Quote the whole listing word for word, please.
* Begin *
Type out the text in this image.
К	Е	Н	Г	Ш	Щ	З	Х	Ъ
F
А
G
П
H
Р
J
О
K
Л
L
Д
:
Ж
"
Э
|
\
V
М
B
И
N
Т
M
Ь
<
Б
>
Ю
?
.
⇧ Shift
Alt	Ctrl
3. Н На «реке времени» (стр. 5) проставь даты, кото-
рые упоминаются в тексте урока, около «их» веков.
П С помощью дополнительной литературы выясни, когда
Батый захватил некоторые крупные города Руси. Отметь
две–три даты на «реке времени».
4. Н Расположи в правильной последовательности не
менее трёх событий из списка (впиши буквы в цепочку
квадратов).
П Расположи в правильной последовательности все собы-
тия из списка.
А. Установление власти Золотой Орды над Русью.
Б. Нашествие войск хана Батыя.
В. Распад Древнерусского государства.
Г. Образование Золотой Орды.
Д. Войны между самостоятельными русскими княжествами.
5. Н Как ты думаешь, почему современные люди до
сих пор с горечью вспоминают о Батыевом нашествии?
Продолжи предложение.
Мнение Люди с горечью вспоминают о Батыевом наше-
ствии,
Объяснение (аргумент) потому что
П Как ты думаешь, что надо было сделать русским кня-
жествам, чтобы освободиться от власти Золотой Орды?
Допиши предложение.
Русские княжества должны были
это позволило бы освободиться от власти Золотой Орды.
* End *
▶ **OUTPUT**
Type out the text in this image.
К	Е	Н	Г	Ш	Щ	З	Х	Ъ
F
А
G
П
H
Р
J
О
K
Л
L
Д
:
Ж
"
Э
|
\
V
М
B
И
N
Т
M
Ь
<
Б
>
Ю
?
.
⇧ Shift
Alt	Ctrl
3. Н На «реке времени» (стр. 5) проставь даты, кото-
рые упоминаются в тексте урока, около «их» веков.
П С помощью дополнительной литературы выясни, когда
Батый захватил некоторые крупные города Руси. Отметь
две–три даты на «реке времени».
4. Н Расположи в правильной последовательности не
менее трёх событий из списка (впиши буквы в цепочку
квадратов).
П Расположи в правильной последовательности все собы-
тия из списка.
А. Установление власти Золотой Орды над Русью.
Б. Нашествие войск хана Батыя.
В. Распад Древнерусского государства.
Г. Образование Золотой Орды.
Д. Войны между самостоятельными русскими княжествами.
5. Н Как ты думаешь, почему современные люди до
сих пор с горечью вспоминают о Батыевом нашествии?
Продолжи предложение.
Мнение Люди с горечью вспоминают о Батыевом наше-
ствии,
Объяснение (аргумент) потому что
П Как ты думаешь, что надо было сделать русским кня-
жествам, чтобы освободиться от власти Золотой Орды?
Допиши предложение.
Русские княжества должны были
это позволило бы освободиться от власти Золотой Орды.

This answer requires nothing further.